#### Task instructions
Turn each line of the records below into a JSON list of strings, one string per line, with blank lines left out.

#### Source material
+ + + + +
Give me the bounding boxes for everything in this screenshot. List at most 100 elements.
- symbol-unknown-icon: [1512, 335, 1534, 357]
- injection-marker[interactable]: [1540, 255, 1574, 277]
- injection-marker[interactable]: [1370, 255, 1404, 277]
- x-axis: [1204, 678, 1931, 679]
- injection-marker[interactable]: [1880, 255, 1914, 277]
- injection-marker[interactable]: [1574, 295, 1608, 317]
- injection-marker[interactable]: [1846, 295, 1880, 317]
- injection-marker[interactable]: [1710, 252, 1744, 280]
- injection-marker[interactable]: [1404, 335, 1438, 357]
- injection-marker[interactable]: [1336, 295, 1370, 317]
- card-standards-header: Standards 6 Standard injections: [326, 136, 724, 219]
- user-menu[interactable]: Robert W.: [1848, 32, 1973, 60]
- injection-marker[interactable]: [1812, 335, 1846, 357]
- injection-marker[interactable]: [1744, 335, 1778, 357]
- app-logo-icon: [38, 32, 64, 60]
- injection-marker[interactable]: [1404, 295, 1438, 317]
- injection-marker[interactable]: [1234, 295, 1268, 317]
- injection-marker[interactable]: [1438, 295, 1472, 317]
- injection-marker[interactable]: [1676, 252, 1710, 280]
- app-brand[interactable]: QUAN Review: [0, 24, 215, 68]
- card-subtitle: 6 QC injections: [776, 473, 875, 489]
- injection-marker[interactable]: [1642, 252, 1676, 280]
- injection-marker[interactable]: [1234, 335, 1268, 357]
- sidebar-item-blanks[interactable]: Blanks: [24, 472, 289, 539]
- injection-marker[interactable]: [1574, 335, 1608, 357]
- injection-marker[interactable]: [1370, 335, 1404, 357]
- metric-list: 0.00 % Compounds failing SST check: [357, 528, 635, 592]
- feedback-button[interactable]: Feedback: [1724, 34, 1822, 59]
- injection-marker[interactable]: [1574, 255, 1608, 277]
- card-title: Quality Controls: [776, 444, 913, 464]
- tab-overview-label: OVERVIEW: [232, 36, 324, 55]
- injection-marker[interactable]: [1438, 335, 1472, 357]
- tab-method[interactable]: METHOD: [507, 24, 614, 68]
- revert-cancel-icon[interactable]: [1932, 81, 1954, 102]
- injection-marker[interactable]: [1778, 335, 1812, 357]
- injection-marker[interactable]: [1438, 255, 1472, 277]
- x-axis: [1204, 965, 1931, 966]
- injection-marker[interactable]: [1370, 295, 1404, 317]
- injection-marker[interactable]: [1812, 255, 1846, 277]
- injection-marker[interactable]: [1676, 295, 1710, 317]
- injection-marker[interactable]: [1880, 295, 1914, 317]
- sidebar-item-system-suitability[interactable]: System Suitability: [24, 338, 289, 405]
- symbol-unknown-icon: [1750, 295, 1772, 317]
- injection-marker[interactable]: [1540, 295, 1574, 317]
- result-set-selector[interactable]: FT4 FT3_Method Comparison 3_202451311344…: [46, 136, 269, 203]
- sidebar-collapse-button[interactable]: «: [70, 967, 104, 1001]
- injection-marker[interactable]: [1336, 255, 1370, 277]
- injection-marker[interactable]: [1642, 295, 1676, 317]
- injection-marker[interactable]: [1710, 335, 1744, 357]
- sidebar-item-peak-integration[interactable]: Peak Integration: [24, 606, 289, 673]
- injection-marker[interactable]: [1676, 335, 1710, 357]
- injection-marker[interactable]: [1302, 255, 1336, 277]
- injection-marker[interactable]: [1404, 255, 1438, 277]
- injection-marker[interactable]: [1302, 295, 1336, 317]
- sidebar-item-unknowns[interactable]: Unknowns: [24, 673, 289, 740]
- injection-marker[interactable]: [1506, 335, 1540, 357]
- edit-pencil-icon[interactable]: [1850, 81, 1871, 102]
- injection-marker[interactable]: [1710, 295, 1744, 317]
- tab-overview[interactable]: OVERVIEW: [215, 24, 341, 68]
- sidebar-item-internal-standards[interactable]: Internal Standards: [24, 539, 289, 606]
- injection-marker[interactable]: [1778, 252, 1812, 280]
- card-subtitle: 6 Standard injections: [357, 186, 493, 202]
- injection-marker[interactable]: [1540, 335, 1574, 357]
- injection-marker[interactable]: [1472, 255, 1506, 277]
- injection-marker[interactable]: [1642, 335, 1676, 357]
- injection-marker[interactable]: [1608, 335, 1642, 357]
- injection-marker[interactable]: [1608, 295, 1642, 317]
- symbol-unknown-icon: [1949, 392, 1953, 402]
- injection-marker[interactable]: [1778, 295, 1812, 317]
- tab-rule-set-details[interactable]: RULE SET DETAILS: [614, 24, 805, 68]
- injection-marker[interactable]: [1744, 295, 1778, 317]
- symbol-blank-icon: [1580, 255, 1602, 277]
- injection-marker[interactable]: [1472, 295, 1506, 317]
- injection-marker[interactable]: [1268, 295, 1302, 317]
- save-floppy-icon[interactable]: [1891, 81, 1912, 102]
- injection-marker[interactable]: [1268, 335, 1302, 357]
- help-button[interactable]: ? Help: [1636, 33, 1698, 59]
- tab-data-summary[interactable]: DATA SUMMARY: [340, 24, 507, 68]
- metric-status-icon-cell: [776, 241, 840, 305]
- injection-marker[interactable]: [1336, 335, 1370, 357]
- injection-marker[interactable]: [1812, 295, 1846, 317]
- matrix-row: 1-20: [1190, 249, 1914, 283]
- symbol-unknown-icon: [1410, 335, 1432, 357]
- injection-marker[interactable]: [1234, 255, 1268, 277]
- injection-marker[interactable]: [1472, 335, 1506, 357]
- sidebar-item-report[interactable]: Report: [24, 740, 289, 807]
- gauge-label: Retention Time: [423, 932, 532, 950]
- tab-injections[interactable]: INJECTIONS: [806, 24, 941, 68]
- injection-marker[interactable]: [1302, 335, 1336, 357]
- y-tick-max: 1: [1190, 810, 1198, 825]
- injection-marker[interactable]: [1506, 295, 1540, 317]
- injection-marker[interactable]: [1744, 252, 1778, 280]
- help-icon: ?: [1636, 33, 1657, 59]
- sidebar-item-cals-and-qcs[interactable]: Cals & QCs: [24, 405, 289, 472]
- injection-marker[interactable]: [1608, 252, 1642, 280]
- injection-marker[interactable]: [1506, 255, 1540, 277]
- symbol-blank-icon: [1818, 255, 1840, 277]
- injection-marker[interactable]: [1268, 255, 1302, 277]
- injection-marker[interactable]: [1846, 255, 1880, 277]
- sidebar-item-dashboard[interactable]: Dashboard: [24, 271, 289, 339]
+ + + + +
#### Problem solution
[
  "Give me the bounding boxes for everything in this screenshot. List at most 100 elements.",
  "- symbol-unknown-icon: [1512, 335, 1534, 357]",
  "- injection-marker[interactable]: [1540, 255, 1574, 277]",
  "- injection-marker[interactable]: [1370, 255, 1404, 277]",
  "- x-axis: [1204, 678, 1931, 679]",
  "- injection-marker[interactable]: [1880, 255, 1914, 277]",
  "- injection-marker[interactable]: [1574, 295, 1608, 317]",
  "- injection-marker[interactable]: [1846, 295, 1880, 317]",
  "- injection-marker[interactable]: [1710, 252, 1744, 280]",
  "- injection-marker[interactable]: [1404, 335, 1438, 357]",
  "- injection-marker[interactable]: [1336, 295, 1370, 317]",
  "- card-standards-header: Standards 6 Standard injections: [326, 136, 724, 219]",
  "- user-menu[interactable]: Robert W.: [1848, 32, 1973, 60]",
  "- injection-marker[interactable]: [1812, 335, 1846, 357]",
  "- injection-marker[interactable]: [1744, 335, 1778, 357]",
  "- app-logo-icon: [38, 32, 64, 60]",
  "- injection-marker[interactable]: [1404, 295, 1438, 317]",
  "- injection-marker[interactable]: [1234, 295, 1268, 317]",
  "- injection-marker[interactable]: [1438, 295, 1472, 317]",
  "- injection-marker[interactable]: [1676, 252, 1710, 280]",
  "- app-brand[interactable]: QUAN Review: [0, 24, 215, 68]",
  "- card-subtitle: 6 QC injections: [776, 473, 875, 489]",
  "- injection-marker[interactable]: [1642, 252, 1676, 280]",
  "- injection-marker[interactable]: [1234, 335, 1268, 357]",
  "- sidebar-item-blanks[interactable]: Blanks: [24, 472, 289, 539]",
  "- injection-marker[interactable]: [1574, 335, 1608, 357]",
  "- injection-marker[interactable]: [1370, 335, 1404, 357]",
  "- metric-list: 0.00 % Compounds failing SST check: [357, 528, 635, 592]",
  "- feedback-button[interactable]: Feedback: [1724, 34, 1822, 59]",
  "- injection-marker[interactable]: [1574, 255, 1608, 277]",
  "- card-title: Quality Controls: [776, 444, 913, 464]",
  "- tab-overview-label: OVERVIEW: [232, 36, 324, 55]",
  "- injection-marker[interactable]: [1438, 335, 1472, 357]",
  "- tab-method[interactable]: METHOD: [507, 24, 614, 68]",
  "- revert-cancel-icon[interactable]: [1932, 81, 1954, 102]",
  "- injection-marker[interactable]: [1778, 335, 1812, 357]",
  "- injection-marker[interactable]: [1438, 255, 1472, 277]",
  "- x-axis: [1204, 965, 1931, 966]",
  "- injection-marker[interactable]: [1370, 295, 1404, 317]",
  "- injection-marker[interactable]: [1812, 255, 1846, 277]",
  "- injection-marker[interactable]: [1676, 295, 1710, 317]",
  "- injection-marker[interactable]: [1880, 295, 1914, 317]",
  "- sidebar-item-system-suitability[interactable]: System Suitability: [24, 338, 289, 405]",
  "- symbol-unknown-icon: [1750, 295, 1772, 317]",
  "- injection-marker[interactable]: [1540, 295, 1574, 317]",
  "- result-set-selector[interactable]: FT4 FT3_Method Comparison 3_202451311344…: [46, 136, 269, 203]",
  "- sidebar-collapse-button[interactable]: «: [70, 967, 104, 1001]",
  "- injection-marker[interactable]: [1336, 255, 1370, 277]",
  "- injection-marker[interactable]: [1642, 295, 1676, 317]",
  "- injection-marker[interactable]: [1710, 335, 1744, 357]",
  "- sidebar-item-peak-integration[interactable]: Peak Integration: [24, 606, 289, 673]",
  "- injection-marker[interactable]: [1676, 335, 1710, 357]",
  "- injection-marker[interactable]: [1302, 255, 1336, 277]",
  "- injection-marker[interactable]: [1404, 255, 1438, 277]",
  "- injection-marker[interactable]: [1302, 295, 1336, 317]",
  "- sidebar-item-unknowns[interactable]: Unknowns: [24, 673, 289, 740]",
  "- injection-marker[interactable]: [1506, 335, 1540, 357]",
  "- edit-pencil-icon[interactable]: [1850, 81, 1871, 102]",
  "- injection-marker[interactable]: [1710, 295, 1744, 317]",
  "- tab-overview[interactable]: OVERVIEW: [215, 24, 341, 68]",
  "- sidebar-item-internal-standards[interactable]: Internal Standards: [24, 539, 289, 606]",
  "- injection-marker[interactable]: [1778, 252, 1812, 280]",
  "- card-subtitle: 6 Standard injections: [357, 186, 493, 202]",
  "- injection-marker[interactable]: [1540, 335, 1574, 357]",
  "- injection-marker[interactable]: [1472, 255, 1506, 277]",
  "- injection-marker[interactable]: [1642, 335, 1676, 357]",
  "- injection-marker[interactable]: [1608, 335, 1642, 357]",
  "- injection-marker[interactable]: [1608, 295, 1642, 317]",
  "- symbol-unknown-icon: [1949, 392, 1953, 402]",
  "- injection-marker[interactable]: [1778, 295, 1812, 317]",
  "- tab-rule-set-details[interactable]: RULE SET DETAILS: [614, 24, 805, 68]",
  "- injection-marker[interactable]: [1744, 295, 1778, 317]",
  "- symbol-blank-icon: [1580, 255, 1602, 277]",
  "- injection-marker[interactable]: [1472, 295, 1506, 317]",
  "- injection-marker[interactable]: [1268, 295, 1302, 317]",
  "- save-floppy-icon[interactable]: [1891, 81, 1912, 102]",
  "- injection-marker[interactable]: [1268, 335, 1302, 357]",
  "- help-button[interactable]: ? Help: [1636, 33, 1698, 59]",
  "- tab-data-summary[interactable]: DATA SUMMARY: [340, 24, 507, 68]",
  "- metric-status-icon-cell: [776, 241, 840, 305]",
  "- injection-marker[interactable]: [1336, 335, 1370, 357]",
  "- injection-marker[interactable]: [1812, 295, 1846, 317]",
  "- matrix-row: 1-20: [1190, 249, 1914, 283]",
  "- symbol-unknown-icon: [1410, 335, 1432, 357]",
  "- injection-marker[interactable]: [1234, 255, 1268, 277]",
  "- injection-marker[interactable]: [1472, 335, 1506, 357]",
  "- sidebar-item-report[interactable]: Report: [24, 740, 289, 807]",
  "- gauge-label: Retention Time: [423, 932, 532, 950]",
  "- tab-injections[interactable]: INJECTIONS: [806, 24, 941, 68]",
  "- injection-marker[interactable]: [1302, 335, 1336, 357]",
  "- y-tick-max: 1: [1190, 810, 1198, 825]",
  "- injection-marker[interactable]: [1506, 295, 1540, 317]",
  "- injection-marker[interactable]: [1744, 252, 1778, 280]",
  "- help-icon: ?: [1636, 33, 1657, 59]",
  "- sidebar-item-cals-and-qcs[interactable]: Cals & QCs: [24, 405, 289, 472]",
  "- injection-marker[interactable]: [1608, 252, 1642, 280]",
  "- injection-marker[interactable]: [1506, 255, 1540, 277]",
  "- symbol-blank-icon: [1818, 255, 1840, 277]",
  "- injection-marker[interactable]: [1268, 255, 1302, 277]",
  "- injection-marker[interactable]: [1846, 255, 1880, 277]",
  "- sidebar-item-dashboard[interactable]: Dashboard: [24, 271, 289, 339]"
]